• **DIRECTIONS FOR THIS TASK**
Would you return all of this data exactly, leaving nothing out?

Stored data
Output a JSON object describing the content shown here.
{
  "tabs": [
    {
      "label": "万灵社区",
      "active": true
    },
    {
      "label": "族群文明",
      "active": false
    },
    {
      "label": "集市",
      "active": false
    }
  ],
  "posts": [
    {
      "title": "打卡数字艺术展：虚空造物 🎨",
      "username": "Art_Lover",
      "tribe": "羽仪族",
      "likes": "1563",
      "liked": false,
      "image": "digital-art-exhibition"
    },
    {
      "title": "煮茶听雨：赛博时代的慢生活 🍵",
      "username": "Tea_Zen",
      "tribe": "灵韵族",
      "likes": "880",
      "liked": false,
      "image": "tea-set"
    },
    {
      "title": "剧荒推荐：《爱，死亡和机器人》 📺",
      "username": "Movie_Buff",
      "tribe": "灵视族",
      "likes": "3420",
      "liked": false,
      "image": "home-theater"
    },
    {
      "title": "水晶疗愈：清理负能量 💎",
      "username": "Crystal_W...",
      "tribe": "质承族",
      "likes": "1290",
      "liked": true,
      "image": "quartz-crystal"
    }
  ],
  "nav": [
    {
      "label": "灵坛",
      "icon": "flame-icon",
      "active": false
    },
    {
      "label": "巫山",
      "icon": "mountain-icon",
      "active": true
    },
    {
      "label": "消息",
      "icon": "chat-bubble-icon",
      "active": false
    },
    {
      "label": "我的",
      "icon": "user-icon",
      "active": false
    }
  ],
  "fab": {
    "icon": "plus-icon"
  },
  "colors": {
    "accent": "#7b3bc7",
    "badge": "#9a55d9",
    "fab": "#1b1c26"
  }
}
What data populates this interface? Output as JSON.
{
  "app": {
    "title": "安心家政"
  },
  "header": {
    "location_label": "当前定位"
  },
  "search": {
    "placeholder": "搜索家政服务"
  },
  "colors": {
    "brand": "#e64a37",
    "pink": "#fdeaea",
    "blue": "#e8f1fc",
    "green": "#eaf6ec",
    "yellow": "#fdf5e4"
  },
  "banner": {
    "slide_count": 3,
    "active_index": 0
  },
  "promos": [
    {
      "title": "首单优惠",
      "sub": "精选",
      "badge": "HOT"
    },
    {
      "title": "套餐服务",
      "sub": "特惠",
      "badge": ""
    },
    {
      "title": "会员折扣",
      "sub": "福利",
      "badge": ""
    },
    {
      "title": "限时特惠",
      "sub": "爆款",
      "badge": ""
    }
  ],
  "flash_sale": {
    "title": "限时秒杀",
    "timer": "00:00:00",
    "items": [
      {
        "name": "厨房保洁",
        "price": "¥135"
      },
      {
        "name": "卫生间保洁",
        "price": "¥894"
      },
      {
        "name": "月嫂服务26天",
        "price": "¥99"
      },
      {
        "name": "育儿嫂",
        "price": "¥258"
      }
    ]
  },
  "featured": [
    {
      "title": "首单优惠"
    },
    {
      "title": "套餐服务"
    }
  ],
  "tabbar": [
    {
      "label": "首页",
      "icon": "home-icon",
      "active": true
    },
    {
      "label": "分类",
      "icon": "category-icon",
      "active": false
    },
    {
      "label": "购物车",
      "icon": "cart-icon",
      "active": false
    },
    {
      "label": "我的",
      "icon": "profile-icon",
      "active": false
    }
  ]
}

• **OUTPUT OF THE EXERCISE**
Output a JSON object describing the content shown here.
{
  "tabs": [
    {
      "label": "万灵社区",
      "active": true
    },
    {
      "label": "族群文明",
      "active": false
    },
    {
      "label": "集市",
      "active": false
    }
  ],
  "posts": [
    {
      "title": "打卡数字艺术展：虚空造物 🎨",
      "username": "Art_Lover",
      "tribe": "羽仪族",
      "likes": "1563",
      "liked": false,
      "image": "digital-art-exhibition"
    },
    {
      "title": "煮茶听雨：赛博时代的慢生活 🍵",
      "username": "Tea_Zen",
      "tribe": "灵韵族",
      "likes": "880",
      "liked": false,
      "image": "tea-set"
    },
    {
      "title": "剧荒推荐：《爱，死亡和机器人》 📺",
      "username": "Movie_Buff",
      "tribe": "灵视族",
      "likes": "3420",
      "liked": false,
      "image": "home-theater"
    },
    {
      "title": "水晶疗愈：清理负能量 💎",
      "username": "Crystal_W...",
      "tribe": "质承族",
      "likes": "1290",
      "liked": true,
      "image": "quartz-crystal"
    }
  ],
  "nav": [
    {
      "label": "灵坛",
      "icon": "flame-icon",
      "active": false
    },
    {
      "label": "巫山",
      "icon": "mountain-icon",
      "active": true
    },
    {
      "label": "消息",
      "icon": "chat-bubble-icon",
      "active": false
    },
    {
      "label": "我的",
      "icon": "user-icon",
      "active": false
    }
  ],
  "fab": {
    "icon": "plus-icon"
  },
  "colors": {
    "accent": "#7b3bc7",
    "badge": "#9a55d9",
    "fab": "#1b1c26"
  }
}
What data populates this interface? Output as JSON.
{
  "app": {
    "title": "安心家政"
  },
  "header": {
    "location_label": "当前定位"
  },
  "search": {
    "placeholder": "搜索家政服务"
  },
  "colors": {
    "brand": "#e64a37",
    "pink": "#fdeaea",
    "blue": "#e8f1fc",
    "green": "#eaf6ec",
    "yellow": "#fdf5e4"
  },
  "banner": {
    "slide_count": 3,
    "active_index": 0
  },
  "promos": [
    {
      "title": "首单优惠",
      "sub": "精选",
      "badge": "HOT"
    },
    {
      "title": "套餐服务",
      "sub": "特惠",
      "badge": ""
    },
    {
      "title": "会员折扣",
      "sub": "福利",
      "badge": ""
    },
    {
      "title": "限时特惠",
      "sub": "爆款",
      "badge": ""
    }
  ],
  "flash_sale": {
    "title": "限时秒杀",
    "timer": "00:00:00",
    "items": [
      {
        "name": "厨房保洁",
        "price": "¥135"
      },
      {
        "name": "卫生间保洁",
        "price": "¥894"
      },
      {
        "name": "月嫂服务26天",
        "price": "¥99"
      },
      {
        "name": "育儿嫂",
        "price": "¥258"
      }
    ]
  },
  "featured": [
    {
      "title": "首单优惠"
    },
    {
      "title": "套餐服务"
    }
  ],
  "tabbar": [
    {
      "label": "首页",
      "icon": "home-icon",
      "active": true
    },
    {
      "label": "分类",
      "icon": "category-icon",
      "active": false
    },
    {
      "label": "购物车",
      "icon": "cart-icon",
      "active": false
    },
    {
      "label": "我的",
      "icon": "profile-icon",
      "active": false
    }
  ]
}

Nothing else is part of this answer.